List all lines of the data containing the word "xlabel".

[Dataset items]
____________________
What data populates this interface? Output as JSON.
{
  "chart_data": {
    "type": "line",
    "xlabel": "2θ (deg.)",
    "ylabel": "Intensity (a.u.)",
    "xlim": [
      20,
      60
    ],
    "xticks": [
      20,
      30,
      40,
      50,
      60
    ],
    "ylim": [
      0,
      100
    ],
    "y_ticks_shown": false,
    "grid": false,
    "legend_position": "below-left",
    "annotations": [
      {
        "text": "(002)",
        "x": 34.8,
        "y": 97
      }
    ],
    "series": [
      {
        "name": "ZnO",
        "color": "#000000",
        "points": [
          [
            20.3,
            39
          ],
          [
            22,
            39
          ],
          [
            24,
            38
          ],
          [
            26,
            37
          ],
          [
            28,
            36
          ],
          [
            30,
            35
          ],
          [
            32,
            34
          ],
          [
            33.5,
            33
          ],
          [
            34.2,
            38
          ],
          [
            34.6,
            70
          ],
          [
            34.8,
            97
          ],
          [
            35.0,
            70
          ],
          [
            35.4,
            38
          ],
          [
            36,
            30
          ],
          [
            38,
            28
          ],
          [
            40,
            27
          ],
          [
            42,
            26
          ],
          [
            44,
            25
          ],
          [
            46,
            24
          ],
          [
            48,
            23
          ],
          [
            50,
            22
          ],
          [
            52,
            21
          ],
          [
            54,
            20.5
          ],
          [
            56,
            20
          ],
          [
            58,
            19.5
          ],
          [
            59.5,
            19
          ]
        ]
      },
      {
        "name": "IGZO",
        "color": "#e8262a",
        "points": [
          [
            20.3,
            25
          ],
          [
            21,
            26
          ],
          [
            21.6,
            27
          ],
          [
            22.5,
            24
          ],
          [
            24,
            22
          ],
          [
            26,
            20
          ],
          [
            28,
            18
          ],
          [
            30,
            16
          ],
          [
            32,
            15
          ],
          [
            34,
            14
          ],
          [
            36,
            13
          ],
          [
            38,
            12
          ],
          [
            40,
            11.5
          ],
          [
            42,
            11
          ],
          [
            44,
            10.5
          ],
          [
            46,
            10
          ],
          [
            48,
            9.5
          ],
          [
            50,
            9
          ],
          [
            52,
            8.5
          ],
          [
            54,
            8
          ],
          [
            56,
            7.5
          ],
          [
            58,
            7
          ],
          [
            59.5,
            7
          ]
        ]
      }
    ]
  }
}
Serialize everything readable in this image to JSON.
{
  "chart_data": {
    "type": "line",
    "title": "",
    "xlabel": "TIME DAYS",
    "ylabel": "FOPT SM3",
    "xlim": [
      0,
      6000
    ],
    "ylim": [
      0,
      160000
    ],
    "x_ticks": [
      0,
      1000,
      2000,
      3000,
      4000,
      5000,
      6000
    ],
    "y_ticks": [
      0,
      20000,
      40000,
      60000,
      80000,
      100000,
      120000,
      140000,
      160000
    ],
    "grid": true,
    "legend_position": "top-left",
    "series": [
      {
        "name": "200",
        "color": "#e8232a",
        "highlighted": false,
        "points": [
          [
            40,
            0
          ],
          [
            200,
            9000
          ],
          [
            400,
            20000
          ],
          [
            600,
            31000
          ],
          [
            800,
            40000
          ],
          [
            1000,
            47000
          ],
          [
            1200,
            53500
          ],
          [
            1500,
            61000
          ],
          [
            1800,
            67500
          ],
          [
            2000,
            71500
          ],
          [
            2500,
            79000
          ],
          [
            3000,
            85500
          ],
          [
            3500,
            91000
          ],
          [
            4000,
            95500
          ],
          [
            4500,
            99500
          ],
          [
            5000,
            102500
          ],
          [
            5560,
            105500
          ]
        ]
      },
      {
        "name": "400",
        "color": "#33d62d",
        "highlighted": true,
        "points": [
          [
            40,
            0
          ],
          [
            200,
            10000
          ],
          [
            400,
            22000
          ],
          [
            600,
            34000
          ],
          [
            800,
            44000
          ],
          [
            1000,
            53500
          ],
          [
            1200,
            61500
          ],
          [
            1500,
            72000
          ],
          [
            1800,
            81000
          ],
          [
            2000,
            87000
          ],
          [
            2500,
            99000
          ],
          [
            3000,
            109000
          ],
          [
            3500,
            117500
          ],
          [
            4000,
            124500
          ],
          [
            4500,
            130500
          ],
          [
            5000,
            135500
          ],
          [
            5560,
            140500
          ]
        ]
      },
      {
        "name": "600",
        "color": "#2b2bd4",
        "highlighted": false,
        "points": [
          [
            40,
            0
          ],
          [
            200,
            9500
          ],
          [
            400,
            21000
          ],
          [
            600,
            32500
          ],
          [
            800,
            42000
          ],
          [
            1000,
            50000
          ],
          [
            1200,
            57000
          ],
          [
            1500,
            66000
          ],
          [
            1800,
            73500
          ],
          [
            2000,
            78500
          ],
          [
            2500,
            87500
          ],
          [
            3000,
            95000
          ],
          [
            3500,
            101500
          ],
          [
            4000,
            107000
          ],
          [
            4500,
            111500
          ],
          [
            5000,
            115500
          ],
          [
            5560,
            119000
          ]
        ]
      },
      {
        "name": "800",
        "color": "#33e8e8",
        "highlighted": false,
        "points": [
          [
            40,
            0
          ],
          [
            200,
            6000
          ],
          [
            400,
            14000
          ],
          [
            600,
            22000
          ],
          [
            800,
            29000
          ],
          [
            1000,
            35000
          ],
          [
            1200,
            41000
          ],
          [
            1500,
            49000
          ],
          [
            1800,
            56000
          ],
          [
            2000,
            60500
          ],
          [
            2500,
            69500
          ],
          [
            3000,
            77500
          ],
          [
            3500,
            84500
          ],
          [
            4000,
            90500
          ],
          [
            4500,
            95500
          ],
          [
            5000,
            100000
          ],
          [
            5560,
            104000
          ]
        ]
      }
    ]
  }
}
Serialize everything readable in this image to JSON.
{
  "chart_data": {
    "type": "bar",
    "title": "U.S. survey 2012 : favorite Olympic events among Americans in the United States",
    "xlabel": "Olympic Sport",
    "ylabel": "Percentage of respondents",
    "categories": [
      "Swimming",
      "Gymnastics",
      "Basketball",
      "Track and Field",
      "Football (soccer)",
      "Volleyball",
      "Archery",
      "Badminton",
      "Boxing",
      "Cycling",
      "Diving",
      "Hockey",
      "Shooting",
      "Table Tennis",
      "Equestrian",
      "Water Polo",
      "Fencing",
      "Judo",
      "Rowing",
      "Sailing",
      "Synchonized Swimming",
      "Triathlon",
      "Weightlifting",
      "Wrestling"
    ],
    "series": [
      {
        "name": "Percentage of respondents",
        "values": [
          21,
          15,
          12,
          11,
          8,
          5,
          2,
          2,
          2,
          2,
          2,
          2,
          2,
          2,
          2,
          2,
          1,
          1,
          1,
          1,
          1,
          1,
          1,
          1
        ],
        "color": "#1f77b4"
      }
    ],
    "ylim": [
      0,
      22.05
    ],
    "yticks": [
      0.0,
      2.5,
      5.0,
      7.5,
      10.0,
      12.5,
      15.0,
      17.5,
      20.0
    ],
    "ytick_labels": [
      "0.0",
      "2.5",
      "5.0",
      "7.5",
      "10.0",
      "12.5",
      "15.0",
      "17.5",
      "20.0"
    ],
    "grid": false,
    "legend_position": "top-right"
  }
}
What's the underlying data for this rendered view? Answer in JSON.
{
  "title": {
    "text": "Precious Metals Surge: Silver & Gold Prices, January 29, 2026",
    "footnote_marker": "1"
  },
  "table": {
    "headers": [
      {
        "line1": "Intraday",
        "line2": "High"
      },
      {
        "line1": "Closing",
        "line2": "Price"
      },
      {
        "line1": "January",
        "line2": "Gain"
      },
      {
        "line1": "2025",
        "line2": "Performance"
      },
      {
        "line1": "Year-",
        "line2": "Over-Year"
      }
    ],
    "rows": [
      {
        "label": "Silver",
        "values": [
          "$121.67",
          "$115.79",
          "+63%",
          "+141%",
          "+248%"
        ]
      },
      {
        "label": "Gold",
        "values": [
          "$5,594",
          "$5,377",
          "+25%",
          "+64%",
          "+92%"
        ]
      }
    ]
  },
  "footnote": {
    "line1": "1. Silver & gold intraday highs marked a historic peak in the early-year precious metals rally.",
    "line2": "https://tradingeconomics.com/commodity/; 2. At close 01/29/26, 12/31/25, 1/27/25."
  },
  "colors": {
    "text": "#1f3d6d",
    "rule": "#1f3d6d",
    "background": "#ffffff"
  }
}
____________________
*Correct result*.
    "xlabel": "2θ (deg.)",
    "xlabel": "TIME DAYS",
    "xlabel": "Olympic Sport",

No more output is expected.